Challenge: Count the lines below that contain the string "BamHI", treating uppercase and lowercase as different. Reply with the number alone.

Provided material:
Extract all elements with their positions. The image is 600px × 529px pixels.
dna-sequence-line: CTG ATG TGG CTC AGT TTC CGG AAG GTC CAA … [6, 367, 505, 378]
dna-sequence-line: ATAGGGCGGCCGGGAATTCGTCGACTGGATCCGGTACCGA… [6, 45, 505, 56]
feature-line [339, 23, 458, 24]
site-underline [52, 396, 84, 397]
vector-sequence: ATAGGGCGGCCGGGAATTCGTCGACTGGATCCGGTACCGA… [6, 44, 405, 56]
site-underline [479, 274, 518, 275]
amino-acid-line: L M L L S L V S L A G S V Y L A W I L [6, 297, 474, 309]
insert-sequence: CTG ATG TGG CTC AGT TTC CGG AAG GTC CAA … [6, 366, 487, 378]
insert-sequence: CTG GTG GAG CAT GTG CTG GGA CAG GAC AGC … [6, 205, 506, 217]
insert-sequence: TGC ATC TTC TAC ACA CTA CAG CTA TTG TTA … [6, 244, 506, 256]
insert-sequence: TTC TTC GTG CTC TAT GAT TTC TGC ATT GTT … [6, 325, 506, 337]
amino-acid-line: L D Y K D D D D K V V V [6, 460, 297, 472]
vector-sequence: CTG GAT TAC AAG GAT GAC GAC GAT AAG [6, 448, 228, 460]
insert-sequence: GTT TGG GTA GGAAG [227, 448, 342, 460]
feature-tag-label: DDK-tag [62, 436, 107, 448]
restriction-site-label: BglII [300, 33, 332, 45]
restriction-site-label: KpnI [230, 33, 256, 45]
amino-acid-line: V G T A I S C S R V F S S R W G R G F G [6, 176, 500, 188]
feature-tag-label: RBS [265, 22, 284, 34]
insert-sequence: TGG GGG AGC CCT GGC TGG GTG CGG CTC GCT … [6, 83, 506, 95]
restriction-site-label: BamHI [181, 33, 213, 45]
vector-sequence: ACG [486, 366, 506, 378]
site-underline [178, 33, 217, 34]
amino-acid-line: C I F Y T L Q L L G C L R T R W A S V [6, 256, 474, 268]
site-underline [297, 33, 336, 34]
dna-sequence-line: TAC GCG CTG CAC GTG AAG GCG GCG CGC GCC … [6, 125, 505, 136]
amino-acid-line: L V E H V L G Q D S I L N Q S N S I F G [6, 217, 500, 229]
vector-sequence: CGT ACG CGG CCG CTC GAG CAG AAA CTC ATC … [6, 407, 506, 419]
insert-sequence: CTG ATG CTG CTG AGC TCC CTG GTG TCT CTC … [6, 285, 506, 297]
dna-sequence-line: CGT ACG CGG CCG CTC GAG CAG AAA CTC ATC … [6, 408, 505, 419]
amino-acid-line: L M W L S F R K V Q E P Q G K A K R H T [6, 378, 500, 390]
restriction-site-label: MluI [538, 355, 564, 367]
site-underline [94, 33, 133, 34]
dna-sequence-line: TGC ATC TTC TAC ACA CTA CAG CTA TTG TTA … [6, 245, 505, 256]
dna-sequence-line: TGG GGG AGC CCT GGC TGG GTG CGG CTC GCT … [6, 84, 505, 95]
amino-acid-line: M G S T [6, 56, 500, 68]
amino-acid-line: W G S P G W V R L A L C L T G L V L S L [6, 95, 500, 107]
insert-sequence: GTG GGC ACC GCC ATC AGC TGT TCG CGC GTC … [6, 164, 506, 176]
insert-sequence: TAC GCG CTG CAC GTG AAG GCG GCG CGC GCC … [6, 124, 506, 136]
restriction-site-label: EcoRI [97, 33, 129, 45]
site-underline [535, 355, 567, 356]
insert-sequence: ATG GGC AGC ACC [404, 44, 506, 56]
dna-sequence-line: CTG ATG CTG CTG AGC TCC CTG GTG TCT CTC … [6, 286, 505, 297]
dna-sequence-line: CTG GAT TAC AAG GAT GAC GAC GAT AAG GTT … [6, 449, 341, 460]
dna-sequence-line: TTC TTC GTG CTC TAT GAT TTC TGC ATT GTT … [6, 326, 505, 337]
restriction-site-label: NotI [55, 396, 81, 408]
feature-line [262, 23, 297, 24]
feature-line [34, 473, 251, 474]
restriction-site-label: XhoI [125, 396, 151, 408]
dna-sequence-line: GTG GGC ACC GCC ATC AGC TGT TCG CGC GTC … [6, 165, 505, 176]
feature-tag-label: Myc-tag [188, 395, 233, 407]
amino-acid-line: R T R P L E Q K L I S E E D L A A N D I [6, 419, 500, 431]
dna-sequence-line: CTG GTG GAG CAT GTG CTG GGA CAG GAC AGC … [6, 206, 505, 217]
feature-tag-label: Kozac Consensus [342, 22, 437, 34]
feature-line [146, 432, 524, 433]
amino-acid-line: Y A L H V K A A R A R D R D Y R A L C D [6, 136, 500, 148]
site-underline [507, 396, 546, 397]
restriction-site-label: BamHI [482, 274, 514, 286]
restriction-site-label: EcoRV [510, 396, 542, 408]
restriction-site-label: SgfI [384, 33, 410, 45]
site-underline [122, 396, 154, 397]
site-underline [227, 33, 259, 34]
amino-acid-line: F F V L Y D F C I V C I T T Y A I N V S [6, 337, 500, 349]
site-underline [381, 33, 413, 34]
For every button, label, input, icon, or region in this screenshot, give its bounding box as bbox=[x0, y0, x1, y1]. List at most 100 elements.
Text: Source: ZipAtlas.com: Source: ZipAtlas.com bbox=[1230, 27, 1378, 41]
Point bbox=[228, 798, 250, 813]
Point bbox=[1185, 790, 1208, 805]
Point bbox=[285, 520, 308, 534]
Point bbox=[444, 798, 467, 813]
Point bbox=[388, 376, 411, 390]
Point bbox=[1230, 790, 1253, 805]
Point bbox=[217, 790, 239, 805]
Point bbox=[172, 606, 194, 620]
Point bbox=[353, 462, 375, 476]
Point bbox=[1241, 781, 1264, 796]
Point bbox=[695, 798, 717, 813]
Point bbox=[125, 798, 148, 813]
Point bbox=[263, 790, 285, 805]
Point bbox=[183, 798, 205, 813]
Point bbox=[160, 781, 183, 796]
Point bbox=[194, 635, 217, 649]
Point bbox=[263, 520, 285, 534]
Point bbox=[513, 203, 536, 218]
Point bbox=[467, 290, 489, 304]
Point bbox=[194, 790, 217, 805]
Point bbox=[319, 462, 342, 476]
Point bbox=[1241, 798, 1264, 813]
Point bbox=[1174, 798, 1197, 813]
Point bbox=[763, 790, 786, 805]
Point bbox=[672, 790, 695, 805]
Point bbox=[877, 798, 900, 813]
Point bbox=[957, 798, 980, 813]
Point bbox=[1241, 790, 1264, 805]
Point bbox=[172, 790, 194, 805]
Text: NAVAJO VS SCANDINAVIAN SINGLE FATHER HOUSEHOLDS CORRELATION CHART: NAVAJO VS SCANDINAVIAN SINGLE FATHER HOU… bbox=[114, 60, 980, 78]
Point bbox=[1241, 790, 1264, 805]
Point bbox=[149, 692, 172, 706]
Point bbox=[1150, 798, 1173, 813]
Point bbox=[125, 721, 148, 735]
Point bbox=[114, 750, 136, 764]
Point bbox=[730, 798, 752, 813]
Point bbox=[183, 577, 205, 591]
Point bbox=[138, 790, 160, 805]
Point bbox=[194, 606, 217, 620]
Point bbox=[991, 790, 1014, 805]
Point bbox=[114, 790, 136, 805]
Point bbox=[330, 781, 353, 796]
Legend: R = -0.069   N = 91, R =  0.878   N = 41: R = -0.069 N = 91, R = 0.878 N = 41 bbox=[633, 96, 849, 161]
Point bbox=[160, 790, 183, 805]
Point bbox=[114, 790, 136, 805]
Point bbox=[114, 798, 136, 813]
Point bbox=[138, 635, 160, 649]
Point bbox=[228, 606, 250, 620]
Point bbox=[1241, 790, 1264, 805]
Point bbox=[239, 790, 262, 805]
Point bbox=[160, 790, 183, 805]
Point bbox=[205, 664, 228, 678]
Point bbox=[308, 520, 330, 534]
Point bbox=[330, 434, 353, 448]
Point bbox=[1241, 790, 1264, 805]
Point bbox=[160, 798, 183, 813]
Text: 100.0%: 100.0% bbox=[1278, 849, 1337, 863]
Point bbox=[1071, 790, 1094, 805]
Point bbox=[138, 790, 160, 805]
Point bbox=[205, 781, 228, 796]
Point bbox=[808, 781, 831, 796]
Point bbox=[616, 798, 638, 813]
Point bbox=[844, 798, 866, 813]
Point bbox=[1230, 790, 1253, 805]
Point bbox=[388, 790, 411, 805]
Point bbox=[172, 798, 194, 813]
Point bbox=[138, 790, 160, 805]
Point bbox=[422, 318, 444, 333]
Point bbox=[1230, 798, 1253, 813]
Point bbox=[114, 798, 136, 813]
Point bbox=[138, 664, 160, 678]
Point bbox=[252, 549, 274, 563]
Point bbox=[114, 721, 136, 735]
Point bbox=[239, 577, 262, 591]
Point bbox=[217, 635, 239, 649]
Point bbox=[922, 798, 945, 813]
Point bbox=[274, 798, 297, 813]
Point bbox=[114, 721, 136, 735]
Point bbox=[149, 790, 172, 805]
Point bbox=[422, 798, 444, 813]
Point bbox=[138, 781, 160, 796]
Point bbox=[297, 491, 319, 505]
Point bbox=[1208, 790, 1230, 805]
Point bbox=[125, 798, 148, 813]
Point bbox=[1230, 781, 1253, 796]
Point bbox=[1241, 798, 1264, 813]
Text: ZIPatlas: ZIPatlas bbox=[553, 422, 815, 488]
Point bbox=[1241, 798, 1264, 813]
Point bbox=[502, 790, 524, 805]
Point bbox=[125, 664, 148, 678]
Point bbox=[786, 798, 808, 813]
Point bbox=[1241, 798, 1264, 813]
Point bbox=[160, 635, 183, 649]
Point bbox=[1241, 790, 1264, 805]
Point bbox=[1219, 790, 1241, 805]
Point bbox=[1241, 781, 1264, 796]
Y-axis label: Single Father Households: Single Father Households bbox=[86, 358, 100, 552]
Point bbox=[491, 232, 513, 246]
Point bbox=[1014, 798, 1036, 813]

Response: 2